* [Short problem] Restate the records below word for word.

* [Material shown]
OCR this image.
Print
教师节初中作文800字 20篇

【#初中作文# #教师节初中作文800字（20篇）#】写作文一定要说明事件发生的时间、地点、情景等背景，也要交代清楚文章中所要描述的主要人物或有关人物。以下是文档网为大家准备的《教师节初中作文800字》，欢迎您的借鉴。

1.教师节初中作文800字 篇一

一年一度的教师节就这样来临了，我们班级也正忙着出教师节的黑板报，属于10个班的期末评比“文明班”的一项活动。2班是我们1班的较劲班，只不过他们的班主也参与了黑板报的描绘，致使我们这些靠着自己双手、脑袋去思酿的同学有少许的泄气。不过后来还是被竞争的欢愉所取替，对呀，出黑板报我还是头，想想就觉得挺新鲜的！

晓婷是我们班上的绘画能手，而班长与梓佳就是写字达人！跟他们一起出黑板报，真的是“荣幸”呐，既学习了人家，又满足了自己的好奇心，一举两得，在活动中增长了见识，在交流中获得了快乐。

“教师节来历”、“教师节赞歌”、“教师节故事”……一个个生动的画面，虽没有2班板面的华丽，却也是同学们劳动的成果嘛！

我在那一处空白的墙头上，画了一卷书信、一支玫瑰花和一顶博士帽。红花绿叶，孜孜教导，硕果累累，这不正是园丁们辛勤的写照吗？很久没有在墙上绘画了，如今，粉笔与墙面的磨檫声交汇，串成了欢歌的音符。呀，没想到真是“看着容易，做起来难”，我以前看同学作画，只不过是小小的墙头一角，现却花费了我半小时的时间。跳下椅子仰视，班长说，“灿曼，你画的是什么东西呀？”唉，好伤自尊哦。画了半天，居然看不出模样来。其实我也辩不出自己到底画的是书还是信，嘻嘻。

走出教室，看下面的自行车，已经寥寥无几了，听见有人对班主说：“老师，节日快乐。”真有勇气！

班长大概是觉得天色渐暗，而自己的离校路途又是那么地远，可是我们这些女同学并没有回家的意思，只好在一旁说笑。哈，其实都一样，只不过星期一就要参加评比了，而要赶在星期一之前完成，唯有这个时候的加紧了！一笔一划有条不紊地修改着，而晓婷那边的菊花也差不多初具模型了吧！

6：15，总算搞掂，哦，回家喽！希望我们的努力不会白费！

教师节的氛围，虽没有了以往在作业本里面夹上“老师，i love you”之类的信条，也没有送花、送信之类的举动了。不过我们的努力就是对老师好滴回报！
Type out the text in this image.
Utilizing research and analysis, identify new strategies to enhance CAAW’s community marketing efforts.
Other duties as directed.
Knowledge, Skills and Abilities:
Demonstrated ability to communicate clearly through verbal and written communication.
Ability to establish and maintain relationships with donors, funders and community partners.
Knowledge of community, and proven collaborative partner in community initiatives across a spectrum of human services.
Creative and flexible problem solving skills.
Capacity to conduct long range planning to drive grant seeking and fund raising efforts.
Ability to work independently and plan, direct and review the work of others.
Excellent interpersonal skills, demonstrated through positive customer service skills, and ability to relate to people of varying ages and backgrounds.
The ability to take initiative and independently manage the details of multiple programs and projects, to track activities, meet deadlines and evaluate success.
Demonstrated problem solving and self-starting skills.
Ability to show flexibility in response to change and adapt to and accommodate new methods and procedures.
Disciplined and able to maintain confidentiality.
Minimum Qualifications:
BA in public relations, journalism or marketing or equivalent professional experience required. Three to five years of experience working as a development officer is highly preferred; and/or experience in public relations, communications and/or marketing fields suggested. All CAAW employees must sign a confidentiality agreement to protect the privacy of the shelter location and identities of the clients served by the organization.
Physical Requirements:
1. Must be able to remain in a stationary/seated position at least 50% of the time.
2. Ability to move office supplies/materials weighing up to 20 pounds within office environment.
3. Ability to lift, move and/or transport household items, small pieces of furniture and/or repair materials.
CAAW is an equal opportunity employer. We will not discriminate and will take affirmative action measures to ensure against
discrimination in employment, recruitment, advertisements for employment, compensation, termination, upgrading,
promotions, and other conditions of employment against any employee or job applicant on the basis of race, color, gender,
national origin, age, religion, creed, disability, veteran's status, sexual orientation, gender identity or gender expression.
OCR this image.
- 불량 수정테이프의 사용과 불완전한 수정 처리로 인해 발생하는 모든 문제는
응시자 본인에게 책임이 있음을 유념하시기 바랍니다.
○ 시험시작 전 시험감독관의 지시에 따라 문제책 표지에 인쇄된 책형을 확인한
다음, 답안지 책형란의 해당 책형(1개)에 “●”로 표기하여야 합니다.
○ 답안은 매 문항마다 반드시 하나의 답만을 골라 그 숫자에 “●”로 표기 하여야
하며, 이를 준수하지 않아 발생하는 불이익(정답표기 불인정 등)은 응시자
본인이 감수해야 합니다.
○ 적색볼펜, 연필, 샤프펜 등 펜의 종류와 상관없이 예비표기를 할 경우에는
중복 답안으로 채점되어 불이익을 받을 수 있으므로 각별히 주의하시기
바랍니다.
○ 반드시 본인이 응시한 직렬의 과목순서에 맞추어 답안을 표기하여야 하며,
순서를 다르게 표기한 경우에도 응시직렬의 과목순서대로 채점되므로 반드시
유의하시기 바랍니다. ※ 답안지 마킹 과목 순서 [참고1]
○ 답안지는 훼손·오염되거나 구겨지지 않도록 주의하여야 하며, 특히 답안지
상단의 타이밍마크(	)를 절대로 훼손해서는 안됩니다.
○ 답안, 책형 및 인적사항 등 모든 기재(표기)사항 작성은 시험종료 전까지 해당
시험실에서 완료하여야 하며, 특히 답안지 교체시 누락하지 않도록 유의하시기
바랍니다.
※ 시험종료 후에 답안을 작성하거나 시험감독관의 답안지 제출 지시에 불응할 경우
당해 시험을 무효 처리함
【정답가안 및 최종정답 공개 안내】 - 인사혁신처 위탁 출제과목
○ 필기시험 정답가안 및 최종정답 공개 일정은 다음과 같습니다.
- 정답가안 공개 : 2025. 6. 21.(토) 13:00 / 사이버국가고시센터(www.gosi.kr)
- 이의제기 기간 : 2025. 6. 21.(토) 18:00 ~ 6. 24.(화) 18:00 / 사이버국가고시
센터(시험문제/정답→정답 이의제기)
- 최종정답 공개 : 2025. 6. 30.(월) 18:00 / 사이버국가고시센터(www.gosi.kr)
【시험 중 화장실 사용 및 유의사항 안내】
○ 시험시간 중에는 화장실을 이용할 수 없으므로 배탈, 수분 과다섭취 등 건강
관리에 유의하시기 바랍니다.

* [Reply to the task]
OCR this image.
Print
教师节初中作文800字 20篇

【#初中作文# #教师节初中作文800字（20篇）#】写作文一定要说明事件发生的时间、地点、情景等背景，也要交代清楚文章中所要描述的主要人物或有关人物。以下是文档网为大家准备的《教师节初中作文800字》，欢迎您的借鉴。

1.教师节初中作文800字 篇一

一年一度的教师节就这样来临了，我们班级也正忙着出教师节的黑板报，属于10个班的期末评比“文明班”的一项活动。2班是我们1班的较劲班，只不过他们的班主也参与了黑板报的描绘，致使我们这些靠着自己双手、脑袋去思酿的同学有少许的泄气。不过后来还是被竞争的欢愉所取替，对呀，出黑板报我还是头，想想就觉得挺新鲜的！

晓婷是我们班上的绘画能手，而班长与梓佳就是写字达人！跟他们一起出黑板报，真的是“荣幸”呐，既学习了人家，又满足了自己的好奇心，一举两得，在活动中增长了见识，在交流中获得了快乐。

“教师节来历”、“教师节赞歌”、“教师节故事”……一个个生动的画面，虽没有2班板面的华丽，却也是同学们劳动的成果嘛！

我在那一处空白的墙头上，画了一卷书信、一支玫瑰花和一顶博士帽。红花绿叶，孜孜教导，硕果累累，这不正是园丁们辛勤的写照吗？很久没有在墙上绘画了，如今，粉笔与墙面的磨檫声交汇，串成了欢歌的音符。呀，没想到真是“看着容易，做起来难”，我以前看同学作画，只不过是小小的墙头一角，现却花费了我半小时的时间。跳下椅子仰视，班长说，“灿曼，你画的是什么东西呀？”唉，好伤自尊哦。画了半天，居然看不出模样来。其实我也辩不出自己到底画的是书还是信，嘻嘻。

走出教室，看下面的自行车，已经寥寥无几了，听见有人对班主说：“老师，节日快乐。”真有勇气！

班长大概是觉得天色渐暗，而自己的离校路途又是那么地远，可是我们这些女同学并没有回家的意思，只好在一旁说笑。哈，其实都一样，只不过星期一就要参加评比了，而要赶在星期一之前完成，唯有这个时候的加紧了！一笔一划有条不紊地修改着，而晓婷那边的菊花也差不多初具模型了吧！

6：15，总算搞掂，哦，回家喽！希望我们的努力不会白费！

教师节的氛围，虽没有了以往在作业本里面夹上“老师，i love you”之类的信条，也没有送花、送信之类的举动了。不过我们的努力就是对老师好滴回报！
Type out the text in this image.
Utilizing research and analysis, identify new strategies to enhance CAAW’s community marketing efforts.
Other duties as directed.
Knowledge, Skills and Abilities:
Demonstrated ability to communicate clearly through verbal and written communication.
Ability to establish and maintain relationships with donors, funders and community partners.
Knowledge of community, and proven collaborative partner in community initiatives across a spectrum of human services.
Creative and flexible problem solving skills.
Capacity to conduct long range planning to drive grant seeking and fund raising efforts.
Ability to work independently and plan, direct and review the work of others.
Excellent interpersonal skills, demonstrated through positive customer service skills, and ability to relate to people of varying ages and backgrounds.
The ability to take initiative and independently manage the details of multiple programs and projects, to track activities, meet deadlines and evaluate success.
Demonstrated problem solving and self-starting skills.
Ability to show flexibility in response to change and adapt to and accommodate new methods and procedures.
Disciplined and able to maintain confidentiality.
Minimum Qualifications:
BA in public relations, journalism or marketing or equivalent professional experience required. Three to five years of experience working as a development officer is highly preferred; and/or experience in public relations, communications and/or marketing fields suggested. All CAAW employees must sign a confidentiality agreement to protect the privacy of the shelter location and identities of the clients served by the organization.
Physical Requirements:
1. Must be able to remain in a stationary/seated position at least 50% of the time.
2. Ability to move office supplies/materials weighing up to 20 pounds within office environment.
3. Ability to lift, move and/or transport household items, small pieces of furniture and/or repair materials.
CAAW is an equal opportunity employer. We will not discriminate and will take affirmative action measures to ensure against
discrimination in employment, recruitment, advertisements for employment, compensation, termination, upgrading,
promotions, and other conditions of employment against any employee or job applicant on the basis of race, color, gender,
national origin, age, religion, creed, disability, veteran's status, sexual orientation, gender identity or gender expression.
OCR this image.
- 불량 수정테이프의 사용과 불완전한 수정 처리로 인해 발생하는 모든 문제는
응시자 본인에게 책임이 있음을 유념하시기 바랍니다.
○ 시험시작 전 시험감독관의 지시에 따라 문제책 표지에 인쇄된 책형을 확인한
다음, 답안지 책형란의 해당 책형(1개)에 “●”로 표기하여야 합니다.
○ 답안은 매 문항마다 반드시 하나의 답만을 골라 그 숫자에 “●”로 표기 하여야
하며, 이를 준수하지 않아 발생하는 불이익(정답표기 불인정 등)은 응시자
본인이 감수해야 합니다.
○ 적색볼펜, 연필, 샤프펜 등 펜의 종류와 상관없이 예비표기를 할 경우에는
중복 답안으로 채점되어 불이익을 받을 수 있으므로 각별히 주의하시기
바랍니다.
○ 반드시 본인이 응시한 직렬의 과목순서에 맞추어 답안을 표기하여야 하며,
순서를 다르게 표기한 경우에도 응시직렬의 과목순서대로 채점되므로 반드시
유의하시기 바랍니다. ※ 답안지 마킹 과목 순서 [참고1]
○ 답안지는 훼손·오염되거나 구겨지지 않도록 주의하여야 하며, 특히 답안지
상단의 타이밍마크(	)를 절대로 훼손해서는 안됩니다.
○ 답안, 책형 및 인적사항 등 모든 기재(표기)사항 작성은 시험종료 전까지 해당
시험실에서 완료하여야 하며, 특히 답안지 교체시 누락하지 않도록 유의하시기
바랍니다.
※ 시험종료 후에 답안을 작성하거나 시험감독관의 답안지 제출 지시에 불응할 경우
당해 시험을 무효 처리함
【정답가안 및 최종정답 공개 안내】 - 인사혁신처 위탁 출제과목
○ 필기시험 정답가안 및 최종정답 공개 일정은 다음과 같습니다.
- 정답가안 공개 : 2025. 6. 21.(토) 13:00 / 사이버국가고시센터(www.gosi.kr)
- 이의제기 기간 : 2025. 6. 21.(토) 18:00 ~ 6. 24.(화) 18:00 / 사이버국가고시
센터(시험문제/정답→정답 이의제기)
- 최종정답 공개 : 2025. 6. 30.(월) 18:00 / 사이버국가고시센터(www.gosi.kr)
【시험 중 화장실 사용 및 유의사항 안내】
○ 시험시간 중에는 화장실을 이용할 수 없으므로 배탈, 수분 과다섭취 등 건강
관리에 유의하시기 바랍니다.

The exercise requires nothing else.